◆ Problema da risolvere
Restituisci tutti i dati seguenti, riproducendo ogni riga identica all'originale.

◆ Righe di dati
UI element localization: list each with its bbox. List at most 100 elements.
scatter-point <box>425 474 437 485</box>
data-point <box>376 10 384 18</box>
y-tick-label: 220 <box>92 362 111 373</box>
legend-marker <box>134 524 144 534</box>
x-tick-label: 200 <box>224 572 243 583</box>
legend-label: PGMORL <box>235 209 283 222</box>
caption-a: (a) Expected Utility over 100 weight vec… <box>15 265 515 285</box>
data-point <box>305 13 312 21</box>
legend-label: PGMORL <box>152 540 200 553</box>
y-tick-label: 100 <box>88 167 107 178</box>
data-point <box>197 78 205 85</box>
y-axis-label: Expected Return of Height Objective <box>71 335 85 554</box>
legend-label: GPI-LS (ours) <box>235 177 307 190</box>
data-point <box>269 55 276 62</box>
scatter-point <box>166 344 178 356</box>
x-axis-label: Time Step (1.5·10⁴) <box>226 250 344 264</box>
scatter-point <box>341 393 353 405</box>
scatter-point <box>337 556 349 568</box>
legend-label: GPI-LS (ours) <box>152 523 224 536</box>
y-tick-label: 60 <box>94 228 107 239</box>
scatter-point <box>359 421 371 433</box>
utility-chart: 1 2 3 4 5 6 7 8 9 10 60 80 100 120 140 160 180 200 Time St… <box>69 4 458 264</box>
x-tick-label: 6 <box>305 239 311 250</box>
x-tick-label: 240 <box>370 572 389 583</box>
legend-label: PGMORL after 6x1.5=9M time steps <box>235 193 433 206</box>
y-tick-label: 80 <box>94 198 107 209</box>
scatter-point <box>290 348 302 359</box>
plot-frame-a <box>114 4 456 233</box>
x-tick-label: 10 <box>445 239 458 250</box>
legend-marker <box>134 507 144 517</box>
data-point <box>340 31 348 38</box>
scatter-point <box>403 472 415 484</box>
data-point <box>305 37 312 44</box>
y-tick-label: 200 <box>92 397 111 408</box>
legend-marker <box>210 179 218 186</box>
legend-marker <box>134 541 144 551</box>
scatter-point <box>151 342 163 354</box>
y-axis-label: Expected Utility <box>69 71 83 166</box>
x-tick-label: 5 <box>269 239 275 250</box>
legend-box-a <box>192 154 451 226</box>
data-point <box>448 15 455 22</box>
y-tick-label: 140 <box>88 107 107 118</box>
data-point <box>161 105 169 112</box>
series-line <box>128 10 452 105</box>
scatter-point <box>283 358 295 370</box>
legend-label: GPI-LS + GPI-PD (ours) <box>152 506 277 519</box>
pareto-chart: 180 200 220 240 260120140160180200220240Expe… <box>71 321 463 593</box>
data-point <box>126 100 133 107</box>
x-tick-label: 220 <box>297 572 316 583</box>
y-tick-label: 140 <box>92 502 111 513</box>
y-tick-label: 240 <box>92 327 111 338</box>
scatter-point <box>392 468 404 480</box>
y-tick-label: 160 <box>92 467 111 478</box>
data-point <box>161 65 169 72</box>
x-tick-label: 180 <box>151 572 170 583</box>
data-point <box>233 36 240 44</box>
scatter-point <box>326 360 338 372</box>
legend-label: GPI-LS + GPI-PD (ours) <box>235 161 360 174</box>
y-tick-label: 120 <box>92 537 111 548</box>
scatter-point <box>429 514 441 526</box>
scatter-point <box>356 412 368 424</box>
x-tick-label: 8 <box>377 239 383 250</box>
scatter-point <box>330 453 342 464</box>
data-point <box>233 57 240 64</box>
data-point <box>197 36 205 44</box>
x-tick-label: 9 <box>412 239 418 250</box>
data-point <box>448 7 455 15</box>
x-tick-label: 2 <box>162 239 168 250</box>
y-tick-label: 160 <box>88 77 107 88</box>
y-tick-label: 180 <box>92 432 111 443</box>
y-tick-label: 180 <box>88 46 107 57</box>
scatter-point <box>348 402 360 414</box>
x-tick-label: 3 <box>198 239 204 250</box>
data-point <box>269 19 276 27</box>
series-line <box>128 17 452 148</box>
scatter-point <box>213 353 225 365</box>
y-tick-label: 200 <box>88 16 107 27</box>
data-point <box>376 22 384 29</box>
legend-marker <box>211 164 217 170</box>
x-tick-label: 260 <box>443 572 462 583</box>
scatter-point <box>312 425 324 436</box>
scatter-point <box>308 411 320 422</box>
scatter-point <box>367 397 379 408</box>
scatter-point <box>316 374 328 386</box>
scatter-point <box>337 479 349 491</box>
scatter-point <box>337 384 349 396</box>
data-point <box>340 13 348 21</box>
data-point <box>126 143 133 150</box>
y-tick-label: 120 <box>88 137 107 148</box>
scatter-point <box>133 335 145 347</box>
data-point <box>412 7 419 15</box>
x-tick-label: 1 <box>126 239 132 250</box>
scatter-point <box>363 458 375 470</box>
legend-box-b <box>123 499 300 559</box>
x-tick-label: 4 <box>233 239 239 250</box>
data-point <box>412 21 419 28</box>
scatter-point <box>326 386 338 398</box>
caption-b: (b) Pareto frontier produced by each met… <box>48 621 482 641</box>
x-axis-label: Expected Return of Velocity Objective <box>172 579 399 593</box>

◆ Risposta al compito
UI element localization: list each with its bbox. List at most 100 elements.
scatter-point <box>425 474 437 485</box>
data-point <box>376 10 384 18</box>
y-tick-label: 220 <box>92 362 111 373</box>
legend-marker <box>134 524 144 534</box>
x-tick-label: 200 <box>224 572 243 583</box>
legend-label: PGMORL <box>235 209 283 222</box>
caption-a: (a) Expected Utility over 100 weight vec… <box>15 265 515 285</box>
data-point <box>305 13 312 21</box>
legend-label: PGMORL <box>152 540 200 553</box>
y-tick-label: 100 <box>88 167 107 178</box>
data-point <box>197 78 205 85</box>
y-axis-label: Expected Return of Height Objective <box>71 335 85 554</box>
legend-label: GPI-LS (ours) <box>235 177 307 190</box>
data-point <box>269 55 276 62</box>
scatter-point <box>166 344 178 356</box>
x-axis-label: Time Step (1.5·10⁴) <box>226 250 344 264</box>
scatter-point <box>341 393 353 405</box>
scatter-point <box>337 556 349 568</box>
legend-label: GPI-LS (ours) <box>152 523 224 536</box>
y-tick-label: 60 <box>94 228 107 239</box>
scatter-point <box>359 421 371 433</box>
utility-chart: 1 2 3 4 5 6 7 8 9 10 60 80 100 120 140 160 180 200 Time St… <box>69 4 458 264</box>
x-tick-label: 6 <box>305 239 311 250</box>
x-tick-label: 240 <box>370 572 389 583</box>
legend-label: PGMORL after 6x1.5=9M time steps <box>235 193 433 206</box>
y-tick-label: 80 <box>94 198 107 209</box>
scatter-point <box>290 348 302 359</box>
plot-frame-a <box>114 4 456 233</box>
x-tick-label: 10 <box>445 239 458 250</box>
legend-marker <box>134 507 144 517</box>
data-point <box>340 31 348 38</box>
scatter-point <box>403 472 415 484</box>
data-point <box>305 37 312 44</box>
y-tick-label: 200 <box>92 397 111 408</box>
legend-marker <box>210 179 218 186</box>
legend-marker <box>134 541 144 551</box>
scatter-point <box>151 342 163 354</box>
y-axis-label: Expected Utility <box>69 71 83 166</box>
x-tick-label: 5 <box>269 239 275 250</box>
legend-box-a <box>192 154 451 226</box>
data-point <box>448 15 455 22</box>
y-tick-label: 140 <box>88 107 107 118</box>
data-point <box>161 105 169 112</box>
series-line <box>128 10 452 105</box>
scatter-point <box>283 358 295 370</box>
legend-label: GPI-LS + GPI-PD (ours) <box>152 506 277 519</box>
pareto-chart: 180 200 220 240 260120140160180200220240Expe… <box>71 321 463 593</box>
data-point <box>126 100 133 107</box>
x-tick-label: 220 <box>297 572 316 583</box>
y-tick-label: 140 <box>92 502 111 513</box>
y-tick-label: 240 <box>92 327 111 338</box>
scatter-point <box>392 468 404 480</box>
y-tick-label: 160 <box>92 467 111 478</box>
data-point <box>161 65 169 72</box>
x-tick-label: 180 <box>151 572 170 583</box>
data-point <box>233 36 240 44</box>
scatter-point <box>326 360 338 372</box>
legend-label: GPI-LS + GPI-PD (ours) <box>235 161 360 174</box>
y-tick-label: 120 <box>92 537 111 548</box>
scatter-point <box>429 514 441 526</box>
scatter-point <box>356 412 368 424</box>
x-tick-label: 8 <box>377 239 383 250</box>
scatter-point <box>330 453 342 464</box>
data-point <box>233 57 240 64</box>
data-point <box>197 36 205 44</box>
x-tick-label: 9 <box>412 239 418 250</box>
data-point <box>448 7 455 15</box>
x-tick-label: 2 <box>162 239 168 250</box>
y-tick-label: 160 <box>88 77 107 88</box>
y-tick-label: 180 <box>92 432 111 443</box>
y-tick-label: 180 <box>88 46 107 57</box>
scatter-point <box>348 402 360 414</box>
x-tick-label: 3 <box>198 239 204 250</box>
data-point <box>269 19 276 27</box>
series-line <box>128 17 452 148</box>
scatter-point <box>213 353 225 365</box>
y-tick-label: 200 <box>88 16 107 27</box>
data-point <box>376 22 384 29</box>
legend-marker <box>211 164 217 170</box>
x-tick-label: 260 <box>443 572 462 583</box>
scatter-point <box>312 425 324 436</box>
scatter-point <box>308 411 320 422</box>
scatter-point <box>367 397 379 408</box>
scatter-point <box>316 374 328 386</box>
scatter-point <box>337 479 349 491</box>
scatter-point <box>337 384 349 396</box>
data-point <box>340 13 348 21</box>
data-point <box>126 143 133 150</box>
y-tick-label: 120 <box>88 137 107 148</box>
scatter-point <box>133 335 145 347</box>
data-point <box>412 7 419 15</box>
x-tick-label: 1 <box>126 239 132 250</box>
scatter-point <box>363 458 375 470</box>
legend-box-b <box>123 499 300 559</box>
x-tick-label: 4 <box>233 239 239 250</box>
data-point <box>412 21 419 28</box>
scatter-point <box>326 386 338 398</box>
caption-b: (b) Pareto frontier produced by each met… <box>48 621 482 641</box>
x-axis-label: Expected Return of Velocity Objective <box>172 579 399 593</box>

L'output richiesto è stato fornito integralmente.